■ SHORT EXERCISE ■
Track down the lines that contain "خوارزمی" and copy them.

■ RAW DATA ■
-- Start --

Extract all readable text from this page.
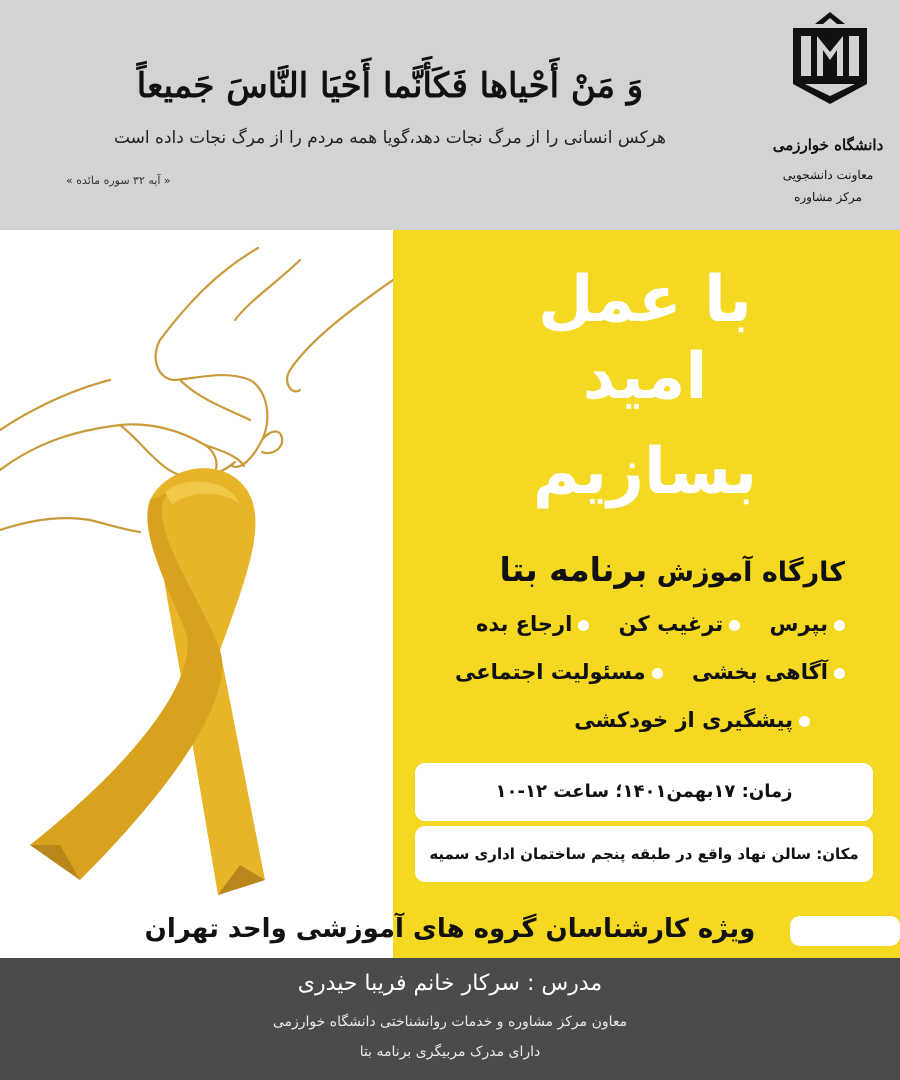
وَ مَنْ أَحْياها فَكَأَنَّما أَحْيَا النَّاسَ جَميعاً
هرکس انسانی را از مرگ نجات دهد،گویا همه مردم را از مرگ نجات داده است
« آیه ۳۲ سوره مائده »
دانشگاه خوارزمی
معاونت دانشجویی
مرکز مشاوره
با عمل
امید
بسازیم
کارگاه آموزش برنامه بتا
بپرس ترغیب کن ارجاع بده
آگاهی بخشی مسئولیت اجتماعی
پیشگیری از خودکشی
زمان: ۱۷بهمن۱۴۰۱؛ ساعت ۱۲-۱۰
مکان: سالن نهاد واقع در طبقه پنجم ساختمان اداری سمیه
ویژه کارشناسان گروه های آموزشی واحد تهران
مدرس : سرکار خانم فریبا حیدری
معاون مرکز مشاوره و خدمات روانشناختی دانشگاه خوارزمی
دارای مدرک مربیگری برنامه بتا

-- End --

■ EXERCISE SOLUTION ■
دانشگاه خوارزمی
معاون مرکز مشاوره و خدمات روانشناختی دانشگاه خوارزمی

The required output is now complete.